— WHAT THE TASK ASKS —
Repeat what the lines below say, word for word, and skip every image.

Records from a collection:
· · · · ·

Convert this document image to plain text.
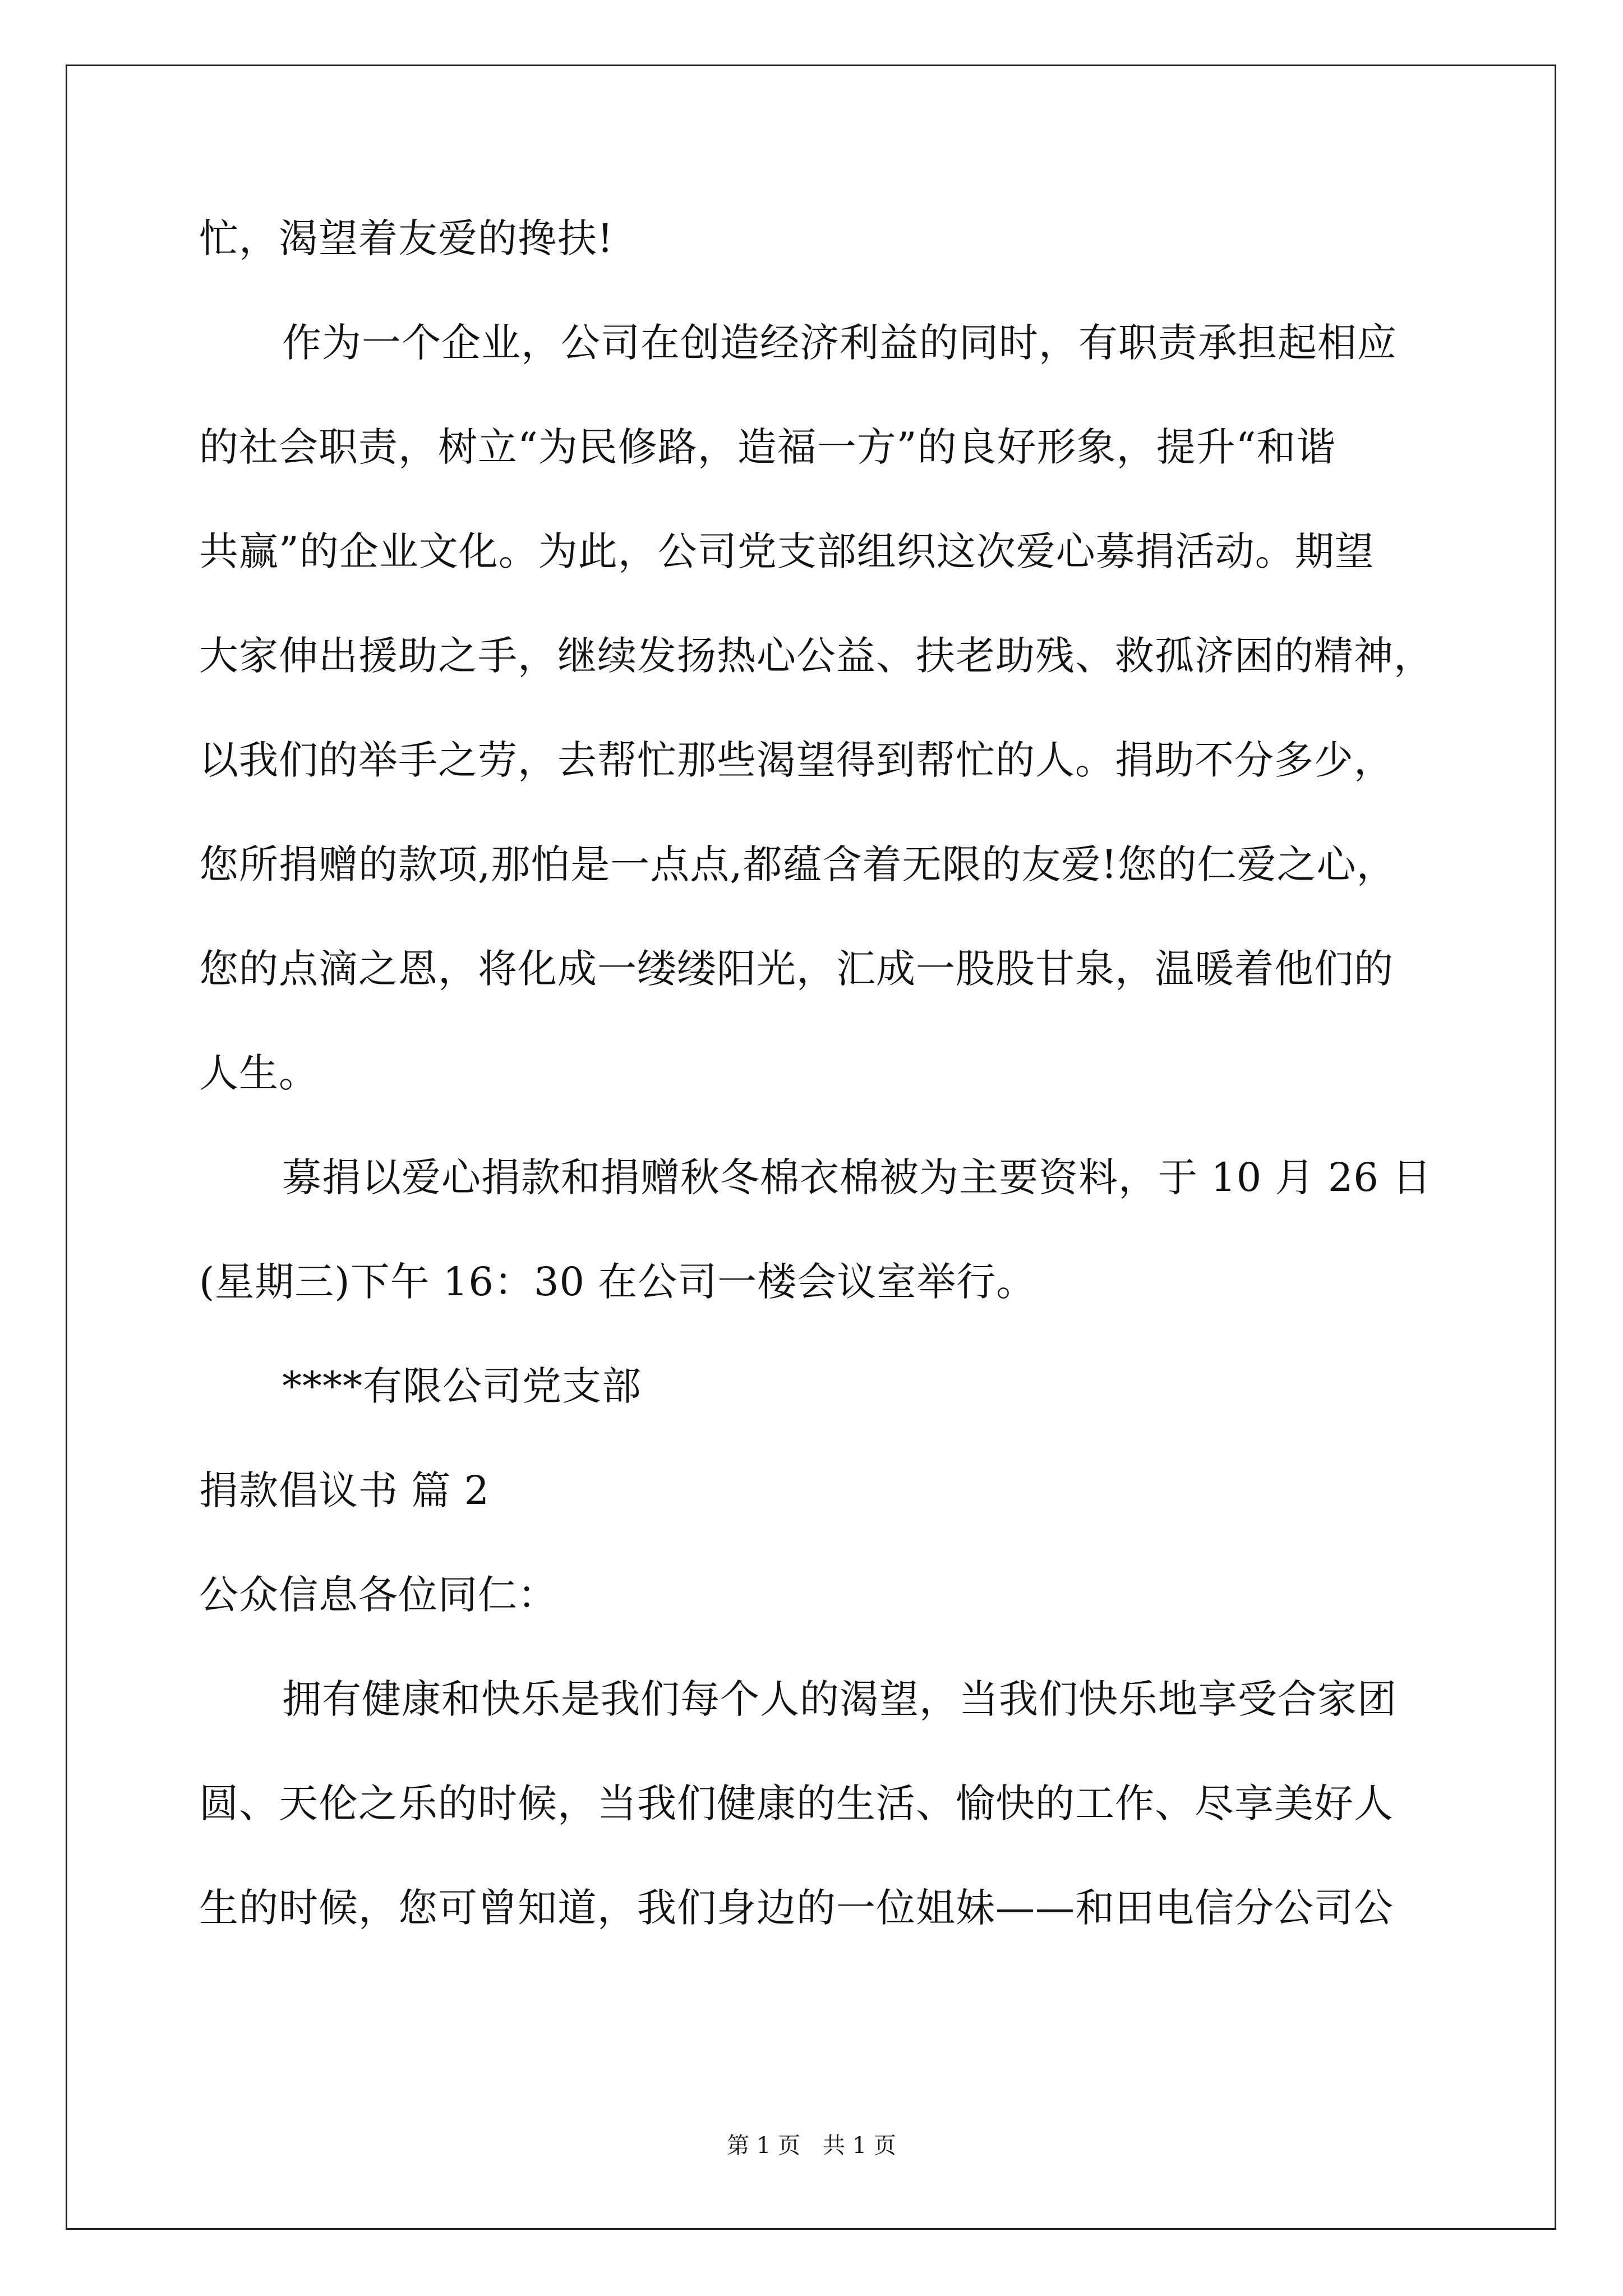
忙，渴望着友爱的搀扶!
作为一个企业，公司在创造经济利益的同时，有职责承担起相应
的社会职责，树立“为民修路，造福一方”的良好形象，提升“和谐
共赢”的企业文化。为此，公司党支部组织这次爱心募捐活动。期望
大家伸出援助之手，继续发扬热心公益、扶老助残、救孤济困的精神，
以我们的举手之劳，去帮忙那些渴望得到帮忙的人。捐助不分多少，
您所捐赠的款项,那怕是一点点,都蕴含着无限的友爱!您的仁爱之心，
您的点滴之恩，将化成一缕缕阳光，汇成一股股甘泉，温暖着他们的
人生。
募捐以爱心捐款和捐赠秋冬棉衣棉被为主要资料，于 10 月 26 日
(星期三)下午 16：30 在公司一楼会议室举行。
****有限公司党支部
捐款倡议书 篇 2
公众信息各位同仁：
拥有健康和快乐是我们每个人的渴望，当我们快乐地享受合家团
圆、天伦之乐的时候，当我们健康的生活、愉快的工作、尽享美好人
生的时候，您可曾知道，我们身边的一位姐妹——和田电信分公司公
第 1 页　共 1 页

· · · · ·

— OUTPUT BELOW —
Convert this document image to plain text.
忙，渴望着友爱的搀扶!
作为一个企业，公司在创造经济利益的同时，有职责承担起相应
的社会职责，树立“为民修路，造福一方”的良好形象，提升“和谐
共赢”的企业文化。为此，公司党支部组织这次爱心募捐活动。期望
大家伸出援助之手，继续发扬热心公益、扶老助残、救孤济困的精神，
以我们的举手之劳，去帮忙那些渴望得到帮忙的人。捐助不分多少，
您所捐赠的款项,那怕是一点点,都蕴含着无限的友爱!您的仁爱之心，
您的点滴之恩，将化成一缕缕阳光，汇成一股股甘泉，温暖着他们的
人生。
募捐以爱心捐款和捐赠秋冬棉衣棉被为主要资料，于 10 月 26 日
(星期三)下午 16：30 在公司一楼会议室举行。
****有限公司党支部
捐款倡议书 篇 2
公众信息各位同仁：
拥有健康和快乐是我们每个人的渴望，当我们快乐地享受合家团
圆、天伦之乐的时候，当我们健康的生活、愉快的工作、尽享美好人
生的时候，您可曾知道，我们身边的一位姐妹——和田电信分公司公
第 1 页　共 1 页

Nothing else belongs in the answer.